# Blue Crusader



## R651400

Can anyone tell me how I can get a copy of Aberdeen newspaper probably "Press & Journal" on the loss of the Blue Crusader circa '65?


----------



## gdynia

Here is there contact details

http://www.mediauk.com/newspapers/13931/the-press-and-journal


Heres abit of info from a webpage 

1965 " BLUE CRUSADER", an Aberdeen trawler was lost without trace off the Orkney Islands. Her crew of 13 were presumed drowned.


----------



## gdynia

A further bit of info

Record Number 3558
Resource Identifier flod03082006015
Vessel Name Blue Crusader
Fishing Number A251
Type of Vessel MT
Year Constructed 1958
Constructed By J. Lewis & Sons Ltd
Constructed At Aberdeen
Gross Tons 274
Length 121 ft
Beam 25.10 ft
Depth 12 ft
Construction Notes Yard No. 277
Owner / Manager Crusader Fishing Co Ltd
Date Sunk January 1965
Place Sunk Shetlands
Casualties January 1965 - Fred Baker, Thomas Slater, John Ronald, William Anderson, Arthur Duncan, William Reid, Hugh McKenzie, Alex Cruikshank, Alfred Copeland Jnr, Arthur Forman, David Stanger, Alex Grubb, Colin Kay
General Notes
The Blue Crusader sank with all her crew in a force 12 gale off North Ronaldsway in the Shetlands in January 1965.

-- RECORDS PROVIDED --
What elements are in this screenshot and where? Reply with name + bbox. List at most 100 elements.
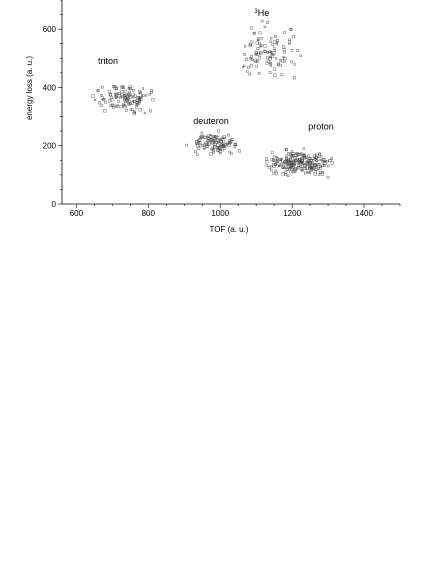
- data-point-proton: [302, 156, 306, 160]
- data-point-3He: [245, 57, 248, 61]
- x-tick-label: 1200: [283, 209, 301, 218]
- data-point-deuteron: [220, 143, 224, 148]
- data-point-proton: [291, 152, 295, 156]
- data-point-proton: [281, 165, 285, 169]
- data-point-proton: [308, 171, 312, 175]
- data-point-3He: [288, 42, 291, 46]
- data-point-3He: [282, 47, 286, 51]
- data-point-proton: [292, 154, 295, 158]
- data-point-deuteron: [222, 144, 225, 147]
- data-point-deuteron: [238, 149, 241, 153]
- data-point-proton: [292, 166, 295, 169]
- data-point-proton: [290, 150, 294, 153]
- data-point-triton: [113, 85, 116, 88]
- data-point-triton: [99, 103, 103, 107]
- data-point-triton: [122, 98, 126, 102]
- data-point-3He: [249, 56, 252, 60]
- label-he3-superscript: 3: [254, 9, 258, 15]
- data-point-proton: [317, 155, 320, 158]
- data-point-triton: [123, 89, 127, 93]
- data-point-3He: [269, 56, 272, 59]
- data-point-3He: [254, 59, 258, 63]
- data-point-triton: [94, 99, 97, 102]
- scatter-points: [91, 19, 334, 179]
- label-deuteron: deuteron: [193, 116, 229, 126]
- data-point-proton: [306, 156, 309, 159]
- data-point-3He: [256, 47, 260, 50]
- data-point-3He: [269, 51, 273, 54]
- data-point-proton: [284, 170, 288, 174]
- data-point-triton: [114, 92, 118, 96]
- data-point-3He: [247, 65, 250, 69]
- data-point-3He: [266, 59, 270, 63]
- label-he3-text: He: [258, 8, 270, 18]
- data-point-triton: [133, 112, 137, 115]
- data-point-triton: [120, 92, 124, 96]
- data-point-3He: [290, 28, 293, 31]
- data-point-3He: [258, 31, 262, 35]
- data-point-proton: [273, 155, 276, 158]
- data-point-3He: [269, 61, 272, 65]
- data-point-triton: [112, 106, 115, 109]
- data-point-3He: [270, 64, 273, 67]
- data-point-proton: [299, 165, 302, 168]
- data-point-deuteron: [200, 131, 204, 135]
- data-point-proton: [292, 162, 295, 166]
- data-point-triton: [150, 91, 153, 94]
- data-point-3He: [249, 64, 253, 68]
- data-point-proton: [295, 151, 299, 155]
- data-point-triton: [128, 94, 131, 97]
- data-point-3He: [290, 49, 294, 52]
- data-point-3He: [263, 44, 267, 48]
- data-point-triton: [119, 96, 122, 99]
- data-point-deuteron: [223, 136, 226, 140]
- data-point-triton: [115, 87, 118, 91]
- data-point-deuteron: [195, 153, 199, 157]
- data-point-3He: [257, 56, 261, 60]
- data-point-triton: [138, 98, 141, 102]
- data-point-3He: [260, 37, 264, 40]
- data-point-deuteron: [230, 138, 234, 141]
- data-point-proton: [283, 160, 287, 164]
- data-point-proton: [321, 171, 325, 175]
- y-axis-label: energy loss (a. u.): [25, 56, 34, 120]
- data-point-triton: [139, 90, 142, 94]
- data-point-3He: [249, 42, 252, 46]
- data-point-3He: [258, 42, 261, 45]
- data-point-proton: [310, 158, 313, 162]
- data-point-triton: [132, 89, 135, 92]
- data-point-3He: [250, 55, 253, 59]
- data-point-3He: [299, 54, 302, 57]
- data-point-proton: [300, 157, 304, 160]
- data-point-3He: [266, 51, 270, 54]
- data-point-proton: [317, 162, 321, 166]
- data-point-3He: [260, 19, 264, 23]
- data-point-proton: [294, 153, 298, 157]
- data-point-triton: [119, 105, 123, 109]
- data-point-deuteron: [210, 147, 214, 150]
- data-point-3He: [260, 44, 263, 47]
- data-point-proton: [322, 158, 325, 161]
- data-point-proton: [270, 158, 274, 162]
- data-point-triton: [96, 89, 99, 92]
- data-point-proton: [317, 163, 320, 166]
- data-point-triton: [100, 96, 104, 100]
- data-point-deuteron: [205, 145, 209, 149]
- data-point-proton: [314, 158, 317, 161]
- label-he3: 3He: [254, 8, 269, 18]
- data-point-triton: [117, 99, 120, 103]
- data-point-3He: [266, 20, 269, 24]
- data-point-3He: [266, 56, 269, 60]
- data-point-proton: [328, 158, 332, 163]
- data-point-triton: [122, 102, 125, 106]
- data-point-3He: [280, 59, 284, 63]
- data-point-triton: [149, 109, 152, 113]
- data-point-deuteron: [194, 150, 197, 154]
- data-point-triton: [123, 94, 126, 97]
- data-point-triton: [100, 94, 103, 97]
- data-point-3He: [259, 44, 262, 48]
- data-point-proton: [307, 158, 311, 162]
- data-point-triton: [121, 95, 124, 99]
- data-point-proton: [290, 164, 293, 167]
- data-point-proton: [313, 154, 317, 158]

-- REQUIREMENTS --
**1)** Answer these questions from the Blue Crusader thread:
(a) Which newspaper does the first post suggest?
(b) According to the webpage info, how many crew did the trawler have?
(c) Which company built the vessel?
**2)** List every measurement given in feet in the vessel record in the Blue Crusader thread, with its label.
**3)** Write the next part of the forum thread about the loss of the Blue Crusader, starting after its last post.
The records have nothing to do with the forum thread about the Blue Crusader.

-- PER-TASK OUTPUTS --
**1)**
(a) The "Press & Journal"
(b) 13
(c) J. Lewis & Sons Ltd

**2)**
Length: 121 ft
Beam: 25.10 ft
Depth: 12 ft

**3)**
----------



## lochluichart

Neville,

They got it wrong North Ronaldsway is in the Orkney Islands.
I remember as a kid in Aberdeen a neighbour being offered a peirhead jump on the fatal trip. He refused and was never so glad.

Bob


----------



## gdynia

Bob
Thats correct the first report says Orkney the Second Shetland but thats the Press for you.


----------



## grahamtowa

There are olso old copies of P+J on microfilm at the Central Library, Aberdeen. Makes your head spin after a while, reeling thro them!


----------



## R651400

Neville and all who have responded, sincere thanks.


----------



## captaine52

Am I correct in thinking that in 1965 a 15yr old apprentice would have been indentured to the skipper and not "signed on" the ships log. I know it's forty odd years ago but I seem to remember having to sign on separate papers....... I was on the Mount Eden (see previous post) We sailed on the same day... I can't understand why my mate Angus (the 15yr old apprentice) is not on the crew list. Also Colin Kay was not on the Blue Crusader..... he was shipped onto the Mount Eden on sailing morning as we were short handed


----------



## George Tait

No, captaine52,
the apprentice would have also signed -on the log and was not "indentured" to the skipper !.
George Tait (Skipper Ex- "Mount Eden" 1969/1977)

IE; When were you aboard "M E"? during my time, get in touch it will be 
good to speak to some of my old crew...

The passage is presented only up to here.